Requirements:
Each of the entries should be retyped precisely as it appears.

··· Supplied material ···

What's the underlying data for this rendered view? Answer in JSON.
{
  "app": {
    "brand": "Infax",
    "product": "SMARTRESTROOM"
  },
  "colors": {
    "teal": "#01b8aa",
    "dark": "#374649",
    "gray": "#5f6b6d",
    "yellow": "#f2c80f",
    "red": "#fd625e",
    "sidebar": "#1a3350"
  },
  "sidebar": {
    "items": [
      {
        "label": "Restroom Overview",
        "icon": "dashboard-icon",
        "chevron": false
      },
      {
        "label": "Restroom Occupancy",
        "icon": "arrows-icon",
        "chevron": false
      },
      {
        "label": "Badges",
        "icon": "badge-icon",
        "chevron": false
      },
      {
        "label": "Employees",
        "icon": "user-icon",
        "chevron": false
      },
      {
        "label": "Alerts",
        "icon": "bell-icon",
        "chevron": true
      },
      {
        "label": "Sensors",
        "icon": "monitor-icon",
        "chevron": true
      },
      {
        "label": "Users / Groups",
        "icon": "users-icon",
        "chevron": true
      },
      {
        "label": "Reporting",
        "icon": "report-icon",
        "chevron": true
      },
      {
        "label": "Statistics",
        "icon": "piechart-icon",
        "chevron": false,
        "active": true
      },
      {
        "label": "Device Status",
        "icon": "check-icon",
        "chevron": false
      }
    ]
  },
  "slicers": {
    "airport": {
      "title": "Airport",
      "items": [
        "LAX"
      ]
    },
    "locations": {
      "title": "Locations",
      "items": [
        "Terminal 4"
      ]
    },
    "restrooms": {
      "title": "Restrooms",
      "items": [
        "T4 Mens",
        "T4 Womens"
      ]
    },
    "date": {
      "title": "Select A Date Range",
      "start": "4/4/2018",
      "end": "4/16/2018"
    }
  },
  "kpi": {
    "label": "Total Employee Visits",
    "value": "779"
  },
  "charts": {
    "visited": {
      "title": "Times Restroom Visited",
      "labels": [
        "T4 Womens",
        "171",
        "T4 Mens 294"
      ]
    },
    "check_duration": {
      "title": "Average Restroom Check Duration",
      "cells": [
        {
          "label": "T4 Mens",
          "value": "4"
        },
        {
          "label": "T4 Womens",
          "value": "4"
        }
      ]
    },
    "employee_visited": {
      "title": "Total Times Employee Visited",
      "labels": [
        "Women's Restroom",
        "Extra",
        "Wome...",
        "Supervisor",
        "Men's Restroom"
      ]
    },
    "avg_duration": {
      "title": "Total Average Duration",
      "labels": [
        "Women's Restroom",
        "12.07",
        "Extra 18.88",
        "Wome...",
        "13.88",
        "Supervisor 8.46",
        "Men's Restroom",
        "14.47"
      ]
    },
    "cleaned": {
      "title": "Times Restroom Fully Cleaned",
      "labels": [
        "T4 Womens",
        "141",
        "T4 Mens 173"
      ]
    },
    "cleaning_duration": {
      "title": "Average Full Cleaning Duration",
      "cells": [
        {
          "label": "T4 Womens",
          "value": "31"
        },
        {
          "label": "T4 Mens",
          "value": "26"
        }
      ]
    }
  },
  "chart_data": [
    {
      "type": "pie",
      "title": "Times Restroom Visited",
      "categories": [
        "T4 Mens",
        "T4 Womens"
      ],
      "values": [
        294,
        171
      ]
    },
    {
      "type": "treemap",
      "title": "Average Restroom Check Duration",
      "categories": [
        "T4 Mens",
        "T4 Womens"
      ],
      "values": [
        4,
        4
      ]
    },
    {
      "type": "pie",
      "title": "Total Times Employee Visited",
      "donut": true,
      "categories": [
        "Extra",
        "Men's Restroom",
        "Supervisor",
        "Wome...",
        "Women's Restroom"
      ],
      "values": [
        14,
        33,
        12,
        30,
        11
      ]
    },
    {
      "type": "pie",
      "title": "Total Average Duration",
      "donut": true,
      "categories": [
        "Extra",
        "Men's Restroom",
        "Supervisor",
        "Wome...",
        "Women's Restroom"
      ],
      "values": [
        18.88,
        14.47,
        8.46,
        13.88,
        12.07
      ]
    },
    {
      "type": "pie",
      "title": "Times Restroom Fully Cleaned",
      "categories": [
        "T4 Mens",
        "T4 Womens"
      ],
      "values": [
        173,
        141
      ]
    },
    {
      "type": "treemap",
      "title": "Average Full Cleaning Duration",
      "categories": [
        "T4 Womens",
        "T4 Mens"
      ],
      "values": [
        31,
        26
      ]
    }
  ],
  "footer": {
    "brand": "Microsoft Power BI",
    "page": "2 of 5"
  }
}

···

The reply:
What's the underlying data for this rendered view? Answer in JSON.
{
  "app": {
    "brand": "Infax",
    "product": "SMARTRESTROOM"
  },
  "colors": {
    "teal": "#01b8aa",
    "dark": "#374649",
    "gray": "#5f6b6d",
    "yellow": "#f2c80f",
    "red": "#fd625e",
    "sidebar": "#1a3350"
  },
  "sidebar": {
    "items": [
      {
        "label": "Restroom Overview",
        "icon": "dashboard-icon",
        "chevron": false
      },
      {
        "label": "Restroom Occupancy",
        "icon": "arrows-icon",
        "chevron": false
      },
      {
        "label": "Badges",
        "icon": "badge-icon",
        "chevron": false
      },
      {
        "label": "Employees",
        "icon": "user-icon",
        "chevron": false
      },
      {
        "label": "Alerts",
        "icon": "bell-icon",
        "chevron": true
      },
      {
        "label": "Sensors",
        "icon": "monitor-icon",
        "chevron": true
      },
      {
        "label": "Users / Groups",
        "icon": "users-icon",
        "chevron": true
      },
      {
        "label": "Reporting",
        "icon": "report-icon",
        "chevron": true
      },
      {
        "label": "Statistics",
        "icon": "piechart-icon",
        "chevron": false,
        "active": true
      },
      {
        "label": "Device Status",
        "icon": "check-icon",
        "chevron": false
      }
    ]
  },
  "slicers": {
    "airport": {
      "title": "Airport",
      "items": [
        "LAX"
      ]
    },
    "locations": {
      "title": "Locations",
      "items": [
        "Terminal 4"
      ]
    },
    "restrooms": {
      "title": "Restrooms",
      "items": [
        "T4 Mens",
        "T4 Womens"
      ]
    },
    "date": {
      "title": "Select A Date Range",
      "start": "4/4/2018",
      "end": "4/16/2018"
    }
  },
  "kpi": {
    "label": "Total Employee Visits",
    "value": "779"
  },
  "charts": {
    "visited": {
      "title": "Times Restroom Visited",
      "labels": [
        "T4 Womens",
        "171",
        "T4 Mens 294"
      ]
    },
    "check_duration": {
      "title": "Average Restroom Check Duration",
      "cells": [
        {
          "label": "T4 Mens",
          "value": "4"
        },
        {
          "label": "T4 Womens",
          "value": "4"
        }
      ]
    },
    "employee_visited": {
      "title": "Total Times Employee Visited",
      "labels": [
        "Women's Restroom",
        "Extra",
        "Wome...",
        "Supervisor",
        "Men's Restroom"
      ]
    },
    "avg_duration": {
      "title": "Total Average Duration",
      "labels": [
        "Women's Restroom",
        "12.07",
        "Extra 18.88",
        "Wome...",
        "13.88",
        "Supervisor 8.46",
        "Men's Restroom",
        "14.47"
      ]
    },
    "cleaned": {
      "title": "Times Restroom Fully Cleaned",
      "labels": [
        "T4 Womens",
        "141",
        "T4 Mens 173"
      ]
    },
    "cleaning_duration": {
      "title": "Average Full Cleaning Duration",
      "cells": [
        {
          "label": "T4 Womens",
          "value": "31"
        },
        {
          "label": "T4 Mens",
          "value": "26"
        }
      ]
    }
  },
  "chart_data": [
    {
      "type": "pie",
      "title": "Times Restroom Visited",
      "categories": [
        "T4 Mens",
        "T4 Womens"
      ],
      "values": [
        294,
        171
      ]
    },
    {
      "type": "treemap",
      "title": "Average Restroom Check Duration",
      "categories": [
        "T4 Mens",
        "T4 Womens"
      ],
      "values": [
        4,
        4
      ]
    },
    {
      "type": "pie",
      "title": "Total Times Employee Visited",
      "donut": true,
      "categories": [
        "Extra",
        "Men's Restroom",
        "Supervisor",
        "Wome...",
        "Women's Restroom"
      ],
      "values": [
        14,
        33,
        12,
        30,
        11
      ]
    },
    {
      "type": "pie",
      "title": "Total Average Duration",
      "donut": true,
      "categories": [
        "Extra",
        "Men's Restroom",
        "Supervisor",
        "Wome...",
        "Women's Restroom"
      ],
      "values": [
        18.88,
        14.47,
        8.46,
        13.88,
        12.07
      ]
    },
    {
      "type": "pie",
      "title": "Times Restroom Fully Cleaned",
      "categories": [
        "T4 Mens",
        "T4 Womens"
      ],
      "values": [
        173,
        141
      ]
    },
    {
      "type": "treemap",
      "title": "Average Full Cleaning Duration",
      "categories": [
        "T4 Womens",
        "T4 Mens"
      ],
      "values": [
        31,
        26
      ]
    }
  ],
  "footer": {
    "brand": "Microsoft Power BI",
    "page": "2 of 5"
  }
}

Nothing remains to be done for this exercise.